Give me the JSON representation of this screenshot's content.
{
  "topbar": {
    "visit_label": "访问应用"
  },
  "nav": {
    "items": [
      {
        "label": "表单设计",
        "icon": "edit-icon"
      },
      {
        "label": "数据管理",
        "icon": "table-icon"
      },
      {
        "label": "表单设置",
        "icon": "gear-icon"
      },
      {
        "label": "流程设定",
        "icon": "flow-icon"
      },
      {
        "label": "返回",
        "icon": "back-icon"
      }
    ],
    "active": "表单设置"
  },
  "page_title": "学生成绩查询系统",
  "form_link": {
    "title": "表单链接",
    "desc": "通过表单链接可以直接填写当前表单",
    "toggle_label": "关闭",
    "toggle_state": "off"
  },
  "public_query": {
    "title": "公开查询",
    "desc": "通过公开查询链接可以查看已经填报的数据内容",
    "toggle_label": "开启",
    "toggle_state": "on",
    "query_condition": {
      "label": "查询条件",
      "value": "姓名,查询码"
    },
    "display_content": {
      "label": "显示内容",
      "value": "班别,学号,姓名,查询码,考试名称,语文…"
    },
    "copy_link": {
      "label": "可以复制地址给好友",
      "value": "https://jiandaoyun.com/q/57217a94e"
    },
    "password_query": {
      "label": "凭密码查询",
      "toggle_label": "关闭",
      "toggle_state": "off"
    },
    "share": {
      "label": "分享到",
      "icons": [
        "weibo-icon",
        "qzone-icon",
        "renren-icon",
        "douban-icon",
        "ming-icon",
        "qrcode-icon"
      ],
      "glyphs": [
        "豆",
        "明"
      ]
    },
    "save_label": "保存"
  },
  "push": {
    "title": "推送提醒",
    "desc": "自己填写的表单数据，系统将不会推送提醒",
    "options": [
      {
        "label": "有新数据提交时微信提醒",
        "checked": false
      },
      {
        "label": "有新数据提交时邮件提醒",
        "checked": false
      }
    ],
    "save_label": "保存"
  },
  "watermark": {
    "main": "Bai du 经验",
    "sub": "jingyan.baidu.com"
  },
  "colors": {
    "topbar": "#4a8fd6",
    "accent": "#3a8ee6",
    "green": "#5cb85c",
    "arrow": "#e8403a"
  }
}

Requirements
Write out all the lines again, exactly as they are.

Written reply
Give me the JSON representation of this screenshot's content.
{
  "topbar": {
    "visit_label": "访问应用"
  },
  "nav": {
    "items": [
      {
        "label": "表单设计",
        "icon": "edit-icon"
      },
      {
        "label": "数据管理",
        "icon": "table-icon"
      },
      {
        "label": "表单设置",
        "icon": "gear-icon"
      },
      {
        "label": "流程设定",
        "icon": "flow-icon"
      },
      {
        "label": "返回",
        "icon": "back-icon"
      }
    ],
    "active": "表单设置"
  },
  "page_title": "学生成绩查询系统",
  "form_link": {
    "title": "表单链接",
    "desc": "通过表单链接可以直接填写当前表单",
    "toggle_label": "关闭",
    "toggle_state": "off"
  },
  "public_query": {
    "title": "公开查询",
    "desc": "通过公开查询链接可以查看已经填报的数据内容",
    "toggle_label": "开启",
    "toggle_state": "on",
    "query_condition": {
      "label": "查询条件",
      "value": "姓名,查询码"
    },
    "display_content": {
      "label": "显示内容",
      "value": "班别,学号,姓名,查询码,考试名称,语文…"
    },
    "copy_link": {
      "label": "可以复制地址给好友",
      "value": "https://jiandaoyun.com/q/57217a94e"
    },
    "password_query": {
      "label": "凭密码查询",
      "toggle_label": "关闭",
      "toggle_state": "off"
    },
    "share": {
      "label": "分享到",
      "icons": [
        "weibo-icon",
        "qzone-icon",
        "renren-icon",
        "douban-icon",
        "ming-icon",
        "qrcode-icon"
      ],
      "glyphs": [
        "豆",
        "明"
      ]
    },
    "save_label": "保存"
  },
  "push": {
    "title": "推送提醒",
    "desc": "自己填写的表单数据，系统将不会推送提醒",
    "options": [
      {
        "label": "有新数据提交时微信提醒",
        "checked": false
      },
      {
        "label": "有新数据提交时邮件提醒",
        "checked": false
      }
    ],
    "save_label": "保存"
  },
  "watermark": {
    "main": "Bai du 经验",
    "sub": "jingyan.baidu.com"
  },
  "colors": {
    "topbar": "#4a8fd6",
    "accent": "#3a8ee6",
    "green": "#5cb85c",
    "arrow": "#e8403a"
  }
}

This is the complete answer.